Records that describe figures

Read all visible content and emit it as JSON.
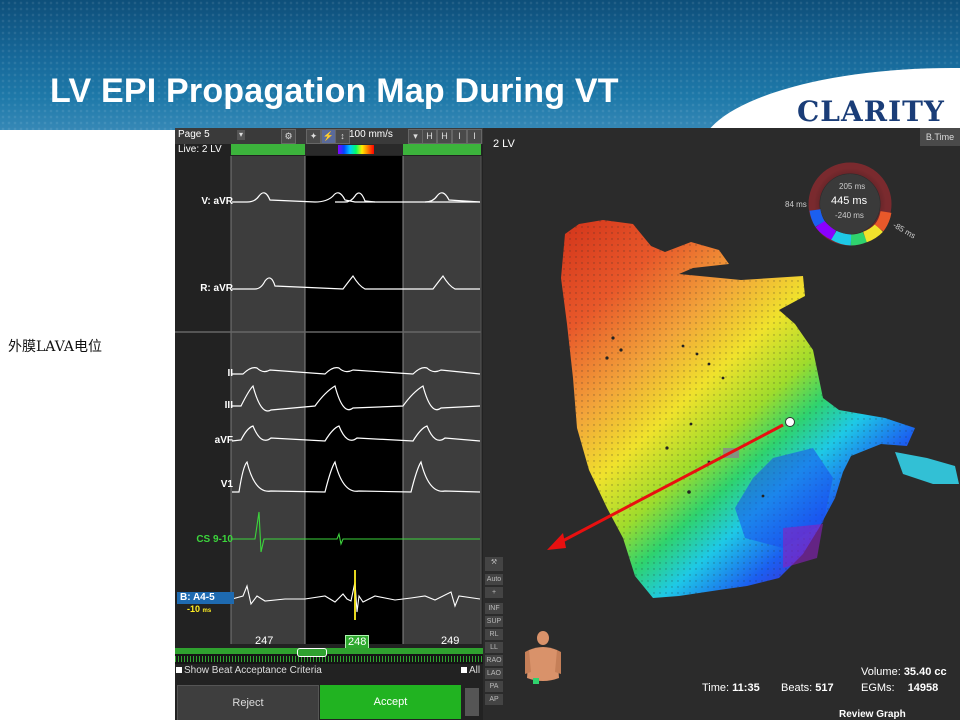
{
  "slide": {
    "title": "LV EPI Propagation Map During VT",
    "logo": "CLARITY",
    "side_note": "外膜LAVA电位"
  },
  "toolbar": {
    "page": "Page 5",
    "speed": "100 mm/s",
    "live": "Live: 2 LV"
  },
  "channels": {
    "avr_v": "V: aVR",
    "avr_r": "R: aVR",
    "ii": "II",
    "iii": "III",
    "avf": "aVF",
    "v1": "V1",
    "cs": "CS 9-10",
    "b": "B: A4-5",
    "b_value": "-10",
    "b_unit": "ms"
  },
  "beats": {
    "prev": "247",
    "current": "248",
    "next": "249"
  },
  "criteria": {
    "show_label": "Show Beat Acceptance Criteria",
    "all_label": "All"
  },
  "buttons": {
    "reject": "Reject",
    "accept": "Accept"
  },
  "map": {
    "title": "2 LV",
    "btime": "B.Time",
    "scale": {
      "top": "205 ms",
      "center": "445 ms",
      "bottom": "-240 ms",
      "left": "84 ms",
      "right": "-85 ms"
    },
    "side_buttons": [
      "Auto",
      "+",
      "INF",
      "SUP",
      "RL",
      "LL",
      "RAO",
      "LAO",
      "PA",
      "AP"
    ]
  },
  "stats": {
    "volume_label": "Volume:",
    "volume_value": "35.40 cc",
    "time_label": "Time:",
    "time_value": "11:35",
    "beats_label": "Beats:",
    "beats_value": "517",
    "egms_label": "EGMs:",
    "egms_value": "14958"
  },
  "review_graph": "Review Graph",
  "colors": {
    "accept_green": "#21b321",
    "annotation_arrow": "#e81010",
    "banner_blue": "#17699a"
  }
}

▶ [What the task requires]: Pictures don't belong in the copy. Restate all the entries exactly.

▶ [Written solution]:
Read all visible content and emit it as JSON.
{
  "slide": {
    "title": "LV EPI Propagation Map During VT",
    "logo": "CLARITY",
    "side_note": "外膜LAVA电位"
  },
  "toolbar": {
    "page": "Page 5",
    "speed": "100 mm/s",
    "live": "Live: 2 LV"
  },
  "channels": {
    "avr_v": "V: aVR",
    "avr_r": "R: aVR",
    "ii": "II",
    "iii": "III",
    "avf": "aVF",
    "v1": "V1",
    "cs": "CS 9-10",
    "b": "B: A4-5",
    "b_value": "-10",
    "b_unit": "ms"
  },
  "beats": {
    "prev": "247",
    "current": "248",
    "next": "249"
  },
  "criteria": {
    "show_label": "Show Beat Acceptance Criteria",
    "all_label": "All"
  },
  "buttons": {
    "reject": "Reject",
    "accept": "Accept"
  },
  "map": {
    "title": "2 LV",
    "btime": "B.Time",
    "scale": {
      "top": "205 ms",
      "center": "445 ms",
      "bottom": "-240 ms",
      "left": "84 ms",
      "right": "-85 ms"
    },
    "side_buttons": [
      "Auto",
      "+",
      "INF",
      "SUP",
      "RL",
      "LL",
      "RAO",
      "LAO",
      "PA",
      "AP"
    ]
  },
  "stats": {
    "volume_label": "Volume:",
    "volume_value": "35.40 cc",
    "time_label": "Time:",
    "time_value": "11:35",
    "beats_label": "Beats:",
    "beats_value": "517",
    "egms_label": "EGMs:",
    "egms_value": "14958"
  },
  "review_graph": "Review Graph",
  "colors": {
    "accept_green": "#21b321",
    "annotation_arrow": "#e81010",
    "banner_blue": "#17699a"
  }
}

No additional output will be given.